Reproduce all of the records below, changing "bounding boxes" to "enclosing boxes" wherever it occurs and leaving everything else as it is. Omit the pictures from your answer.

** Begin Input for this task **

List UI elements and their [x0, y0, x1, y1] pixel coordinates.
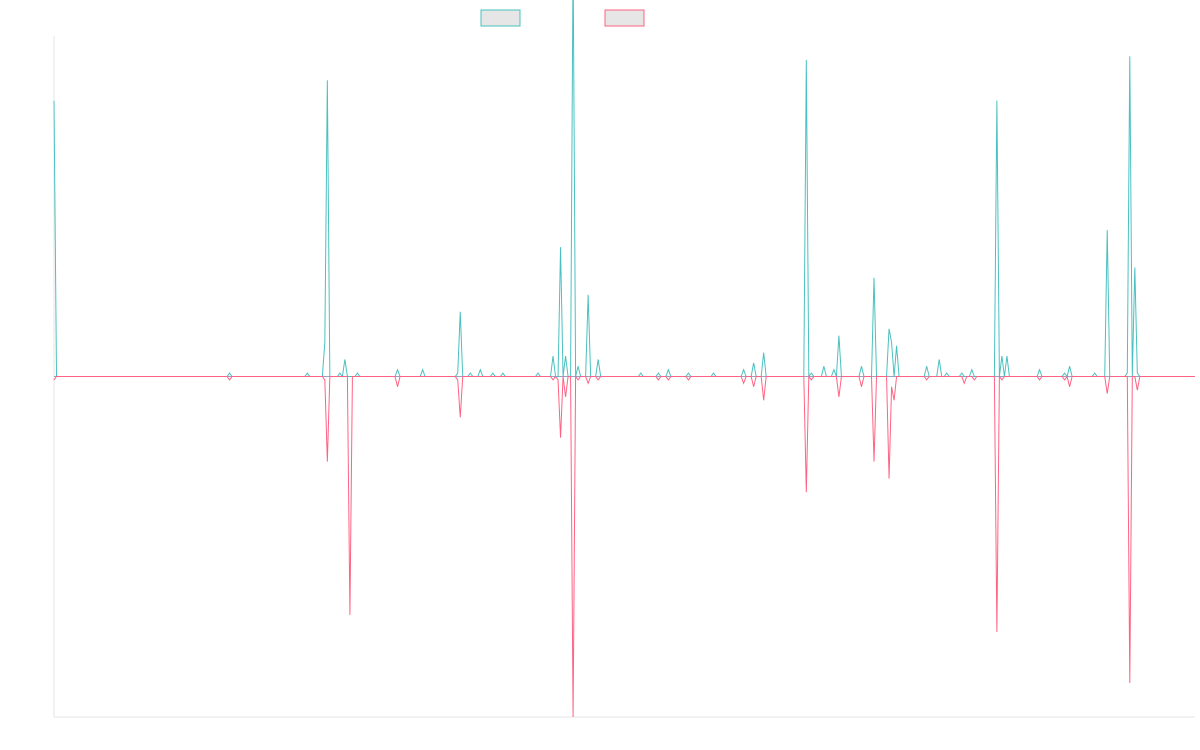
legend	[480, 9, 645, 27]
series-line-2[interactable]	[53, 374, 1195, 718]
series-line-1[interactable]	[53, 0, 1195, 379]
legend-swatch-series-2[interactable]	[604, 9, 645, 27]
plot-area	[53, 0, 1195, 718]
legend-swatch-series-1[interactable]	[480, 9, 521, 27]
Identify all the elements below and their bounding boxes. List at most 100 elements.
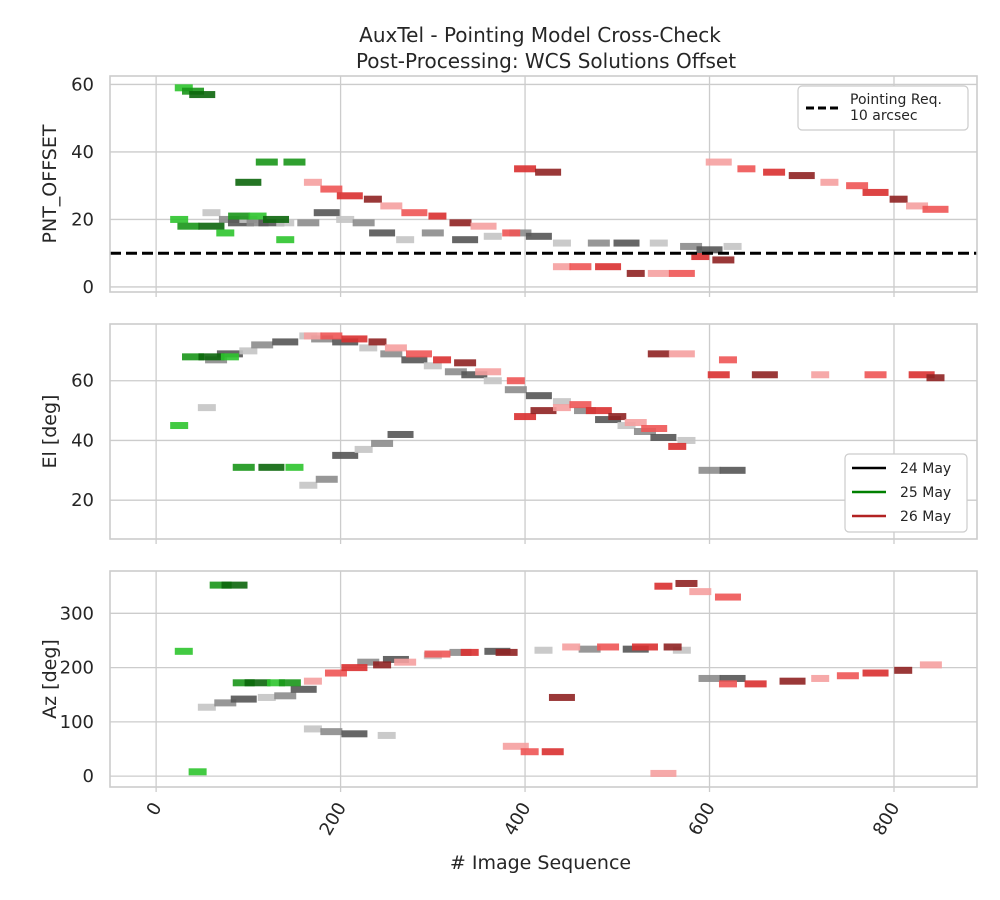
data-point-26-may [926, 374, 945, 382]
y-tick-label: 40 [71, 430, 94, 451]
data-point-26-may [691, 253, 710, 261]
data-point-25-may [209, 581, 232, 589]
data-point-26-may [401, 209, 428, 217]
data-point-26-may [514, 165, 537, 173]
axes-frame [109, 570, 978, 788]
legend-label: 25 May [900, 485, 951, 501]
x-tick-label: 800 [869, 799, 904, 839]
data-point-24-may [672, 646, 691, 654]
data-point-24-may [461, 371, 488, 379]
data-point-24-may [504, 386, 527, 394]
data-point-26-may [779, 677, 806, 685]
x-tick-label: 400 [500, 799, 535, 839]
data-point-24-may [341, 730, 368, 738]
data-point-26-may [336, 192, 363, 200]
data-point-24-may [525, 232, 552, 240]
y-tick-label: 60 [71, 371, 94, 392]
data-point-24-may [723, 242, 742, 250]
y-axis-label: PNT_OFFSET [39, 124, 61, 243]
data-point-24-may [534, 646, 553, 654]
data-point-26-may [449, 219, 472, 227]
data-point-26-may [889, 195, 908, 203]
data-point-26-may [341, 335, 368, 343]
y-tick-label: 20 [71, 490, 94, 511]
data-point-26-may [919, 661, 942, 669]
data-point-26-may [502, 229, 521, 237]
data-point-24-may [197, 404, 216, 412]
data-point-24-may [396, 236, 415, 244]
data-point-24-may [303, 725, 322, 733]
data-point-26-may [380, 202, 403, 210]
y-tick-label: 40 [71, 142, 94, 163]
data-point-25-may [244, 679, 271, 687]
data-point-26-may [763, 168, 786, 176]
data-point-26-may [502, 742, 529, 750]
data-point-24-may [525, 392, 552, 400]
data-point-24-may [444, 368, 467, 376]
data-point-24-may [483, 232, 502, 240]
panel-3: 0 100 200 300 Az [deg] 0 200 400 600 800 # Image S… [39, 570, 978, 874]
data-point-25-may [216, 229, 235, 237]
data-point-26-may [405, 350, 432, 358]
data-point-26-may [668, 442, 687, 450]
legend-label: 10 arcsec [850, 108, 918, 124]
data-point-24-may [423, 362, 442, 370]
data-point-24-may [483, 377, 502, 385]
data-point-26-may [428, 212, 447, 220]
data-point-26-may [562, 643, 581, 651]
data-point-25-may [258, 463, 285, 471]
data-point-24-may [320, 728, 343, 736]
data-point-26-may [631, 643, 658, 651]
axes-frame [109, 75, 978, 293]
data-point-26-may [535, 168, 562, 176]
y-tick-label: 0 [83, 277, 94, 298]
x-tick-label: 600 [684, 799, 719, 839]
data-point-26-may [864, 371, 887, 379]
data-point-25-may [283, 158, 306, 166]
data-point-26-may [624, 419, 647, 427]
data-point-26-may [384, 344, 407, 352]
data-point-25-may [267, 679, 286, 687]
y-tick-label: 0 [83, 766, 94, 787]
data-point-26-may [714, 593, 741, 601]
data-point-24-may [649, 239, 668, 247]
data-point-24-may [272, 338, 299, 346]
data-point-24-may [202, 209, 221, 217]
data-point-26-may [626, 269, 645, 277]
data-point-26-may [707, 371, 730, 379]
data-point-26-may [324, 669, 347, 677]
data-point-26-may [650, 769, 677, 777]
x-axis-label: # Image Sequence [450, 852, 631, 874]
data-point-25-may [276, 236, 295, 244]
chart-subtitle: Post-Processing: WCS Solutions Offset [356, 49, 736, 73]
data-point-26-may [454, 359, 477, 367]
data-point-24-may [680, 242, 703, 250]
data-point-26-may [908, 371, 935, 379]
data-point-26-may [647, 269, 670, 277]
legend-label: Pointing Req. [850, 92, 942, 108]
data-point-24-may [574, 407, 597, 415]
data-point-26-may [585, 407, 612, 415]
data-point-26-may [548, 693, 575, 701]
data-point-24-may [719, 674, 746, 682]
legend-label: 24 May [900, 461, 951, 477]
data-point-26-may [712, 256, 735, 264]
data-point-25-may [220, 353, 239, 361]
data-point-25-may [198, 353, 225, 361]
y-tick-label: 60 [71, 74, 94, 95]
data-point-26-may [663, 643, 682, 651]
data-point-26-may [303, 332, 322, 340]
data-point-24-may [698, 466, 721, 474]
data-point-24-may [452, 236, 479, 244]
data-point-26-may [368, 338, 387, 346]
axes-frame [109, 323, 978, 540]
data-point-26-may [744, 680, 767, 688]
data-point-25-may [221, 581, 248, 589]
data-point-26-may [495, 648, 518, 656]
data-point-26-may [718, 356, 737, 364]
data-point-24-may [315, 475, 338, 483]
data-point-26-may [811, 674, 830, 682]
data-point-26-may [836, 672, 859, 680]
data-point-24-may [587, 239, 610, 247]
data-point-24-may [369, 229, 396, 237]
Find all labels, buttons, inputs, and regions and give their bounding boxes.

** End Input for this task **

### Solution to this exercise
List UI elements and their [x0, y0, x1, y1] pixel coordinates.
legend	[480, 9, 645, 27]
series-line-2[interactable]	[53, 374, 1195, 718]
series-line-1[interactable]	[53, 0, 1195, 379]
legend-swatch-series-2[interactable]	[604, 9, 645, 27]
plot-area	[53, 0, 1195, 718]
legend-swatch-series-1[interactable]	[480, 9, 521, 27]
Identify all the elements below and their enclosing boxes. List at most 100 elements.
data-point-26-may [926, 374, 945, 382]
y-tick-label: 40 [71, 430, 94, 451]
data-point-26-may [691, 253, 710, 261]
data-point-25-may [209, 581, 232, 589]
data-point-26-may [401, 209, 428, 217]
data-point-26-may [514, 165, 537, 173]
axes-frame [109, 570, 978, 788]
legend-label: 25 May [900, 485, 951, 501]
x-tick-label: 800 [869, 799, 904, 839]
data-point-24-may [672, 646, 691, 654]
data-point-24-may [461, 371, 488, 379]
data-point-24-may [504, 386, 527, 394]
data-point-26-may [779, 677, 806, 685]
x-tick-label: 400 [500, 799, 535, 839]
data-point-24-may [341, 730, 368, 738]
data-point-26-may [336, 192, 363, 200]
data-point-24-may [525, 232, 552, 240]
y-tick-label: 60 [71, 371, 94, 392]
data-point-24-may [723, 242, 742, 250]
y-axis-label: PNT_OFFSET [39, 124, 61, 243]
data-point-24-may [534, 646, 553, 654]
data-point-26-may [449, 219, 472, 227]
data-point-26-may [889, 195, 908, 203]
data-point-26-may [341, 335, 368, 343]
y-tick-label: 20 [71, 490, 94, 511]
data-point-26-may [919, 661, 942, 669]
data-point-26-may [502, 229, 521, 237]
data-point-24-may [197, 404, 216, 412]
data-point-24-may [396, 236, 415, 244]
data-point-24-may [303, 725, 322, 733]
data-point-26-may [380, 202, 403, 210]
y-tick-label: 40 [71, 142, 94, 163]
data-point-25-may [244, 679, 271, 687]
data-point-26-may [763, 168, 786, 176]
data-point-26-may [502, 742, 529, 750]
data-point-24-may [525, 392, 552, 400]
data-point-24-may [444, 368, 467, 376]
data-point-24-may [483, 232, 502, 240]
panel-3: 0 100 200 300 Az [deg] 0 200 400 600 800 # Image S… [39, 570, 978, 874]
data-point-25-may [216, 229, 235, 237]
data-point-26-may [405, 350, 432, 358]
data-point-26-may [668, 442, 687, 450]
legend-label: 10 arcsec [850, 108, 918, 124]
data-point-24-may [423, 362, 442, 370]
data-point-24-may [483, 377, 502, 385]
data-point-26-may [428, 212, 447, 220]
data-point-26-may [562, 643, 581, 651]
data-point-25-may [258, 463, 285, 471]
data-point-24-may [320, 728, 343, 736]
data-point-26-may [631, 643, 658, 651]
axes-frame [109, 75, 978, 293]
data-point-26-may [535, 168, 562, 176]
y-tick-label: 0 [83, 277, 94, 298]
x-tick-label: 600 [684, 799, 719, 839]
data-point-26-may [864, 371, 887, 379]
data-point-25-may [283, 158, 306, 166]
data-point-26-may [624, 419, 647, 427]
data-point-26-may [384, 344, 407, 352]
data-point-25-may [267, 679, 286, 687]
y-tick-label: 0 [83, 766, 94, 787]
data-point-26-may [714, 593, 741, 601]
data-point-24-may [649, 239, 668, 247]
data-point-24-may [272, 338, 299, 346]
data-point-24-may [202, 209, 221, 217]
data-point-26-may [626, 269, 645, 277]
data-point-26-may [707, 371, 730, 379]
data-point-26-may [324, 669, 347, 677]
data-point-26-may [650, 769, 677, 777]
x-axis-label: # Image Sequence [450, 852, 631, 874]
data-point-25-may [276, 236, 295, 244]
chart-subtitle: Post-Processing: WCS Solutions Offset [356, 49, 736, 73]
data-point-26-may [454, 359, 477, 367]
data-point-24-may [680, 242, 703, 250]
data-point-26-may [908, 371, 935, 379]
data-point-26-may [647, 269, 670, 277]
legend-label: Pointing Req. [850, 92, 942, 108]
data-point-24-may [574, 407, 597, 415]
data-point-26-may [585, 407, 612, 415]
data-point-26-may [548, 693, 575, 701]
data-point-24-may [719, 674, 746, 682]
legend-label: 24 May [900, 461, 951, 477]
data-point-26-may [712, 256, 735, 264]
data-point-25-may [220, 353, 239, 361]
data-point-25-may [198, 353, 225, 361]
y-tick-label: 60 [71, 74, 94, 95]
data-point-26-may [663, 643, 682, 651]
data-point-26-may [303, 332, 322, 340]
data-point-24-may [698, 466, 721, 474]
data-point-24-may [452, 236, 479, 244]
data-point-26-may [368, 338, 387, 346]
axes-frame [109, 323, 978, 540]
data-point-26-may [744, 680, 767, 688]
data-point-25-may [221, 581, 248, 589]
data-point-26-may [495, 648, 518, 656]
data-point-26-may [718, 356, 737, 364]
data-point-24-may [315, 475, 338, 483]
data-point-26-may [811, 674, 830, 682]
data-point-26-may [836, 672, 859, 680]
data-point-24-may [587, 239, 610, 247]
data-point-24-may [369, 229, 396, 237]
Find all labels, buttons, inputs, and regions and give their enclosing boxes.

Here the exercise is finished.